• **Dataset records**
★ ★ ★ ★ ★ ★ ★
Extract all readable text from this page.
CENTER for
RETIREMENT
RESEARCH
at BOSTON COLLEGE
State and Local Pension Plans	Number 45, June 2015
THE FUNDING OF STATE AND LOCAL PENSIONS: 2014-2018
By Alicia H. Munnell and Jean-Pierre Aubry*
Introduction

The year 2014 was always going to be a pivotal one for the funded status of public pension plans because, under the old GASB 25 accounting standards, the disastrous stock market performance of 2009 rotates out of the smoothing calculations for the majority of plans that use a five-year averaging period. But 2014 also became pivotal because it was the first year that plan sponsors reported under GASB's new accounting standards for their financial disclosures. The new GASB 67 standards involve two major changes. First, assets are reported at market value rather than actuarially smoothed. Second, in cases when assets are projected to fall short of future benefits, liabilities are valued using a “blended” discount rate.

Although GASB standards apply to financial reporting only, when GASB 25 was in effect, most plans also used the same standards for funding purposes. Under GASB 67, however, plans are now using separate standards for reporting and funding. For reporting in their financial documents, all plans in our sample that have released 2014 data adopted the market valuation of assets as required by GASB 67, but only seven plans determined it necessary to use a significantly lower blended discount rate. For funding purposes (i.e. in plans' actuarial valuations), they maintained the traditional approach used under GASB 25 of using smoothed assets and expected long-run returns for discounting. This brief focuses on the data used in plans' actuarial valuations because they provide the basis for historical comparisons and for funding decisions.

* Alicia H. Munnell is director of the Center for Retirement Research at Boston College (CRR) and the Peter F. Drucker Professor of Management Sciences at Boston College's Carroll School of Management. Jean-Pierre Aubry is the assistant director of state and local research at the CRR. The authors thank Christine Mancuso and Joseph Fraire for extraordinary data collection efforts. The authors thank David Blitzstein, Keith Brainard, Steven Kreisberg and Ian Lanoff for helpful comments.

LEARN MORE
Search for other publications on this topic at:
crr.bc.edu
★ ★ ★ ★ ★ ★ ★
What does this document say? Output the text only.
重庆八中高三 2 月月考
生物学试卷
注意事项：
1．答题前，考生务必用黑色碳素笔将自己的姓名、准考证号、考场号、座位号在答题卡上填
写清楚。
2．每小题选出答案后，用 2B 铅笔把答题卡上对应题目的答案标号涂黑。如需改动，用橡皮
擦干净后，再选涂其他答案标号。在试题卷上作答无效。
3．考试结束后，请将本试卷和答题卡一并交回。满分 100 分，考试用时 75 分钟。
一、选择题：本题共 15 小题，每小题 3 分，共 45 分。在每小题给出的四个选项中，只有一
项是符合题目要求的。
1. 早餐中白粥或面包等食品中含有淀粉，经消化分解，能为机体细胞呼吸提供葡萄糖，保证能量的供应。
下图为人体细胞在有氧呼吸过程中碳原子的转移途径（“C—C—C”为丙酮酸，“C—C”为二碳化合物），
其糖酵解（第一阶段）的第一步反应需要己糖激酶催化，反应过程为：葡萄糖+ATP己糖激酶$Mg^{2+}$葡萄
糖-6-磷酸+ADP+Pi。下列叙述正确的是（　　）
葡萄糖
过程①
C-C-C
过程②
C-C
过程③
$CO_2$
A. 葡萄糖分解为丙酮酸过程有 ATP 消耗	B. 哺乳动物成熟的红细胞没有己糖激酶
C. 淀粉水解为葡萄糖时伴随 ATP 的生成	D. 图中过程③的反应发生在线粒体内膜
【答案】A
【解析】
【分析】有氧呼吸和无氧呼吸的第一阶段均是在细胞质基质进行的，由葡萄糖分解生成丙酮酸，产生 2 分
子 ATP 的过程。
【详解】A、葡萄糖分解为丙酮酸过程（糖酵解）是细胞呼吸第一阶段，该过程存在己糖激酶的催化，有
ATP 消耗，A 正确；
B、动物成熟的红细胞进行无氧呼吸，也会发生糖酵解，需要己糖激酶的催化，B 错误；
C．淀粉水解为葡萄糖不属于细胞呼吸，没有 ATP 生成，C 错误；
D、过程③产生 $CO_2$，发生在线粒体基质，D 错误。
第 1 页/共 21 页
★ ★ ★ ★ ★ ★ ★
• **EXERCISE**
Only the number is wanted: how many lines of these entries contain the string "smoothed"?

• **RESULT BELOW**
2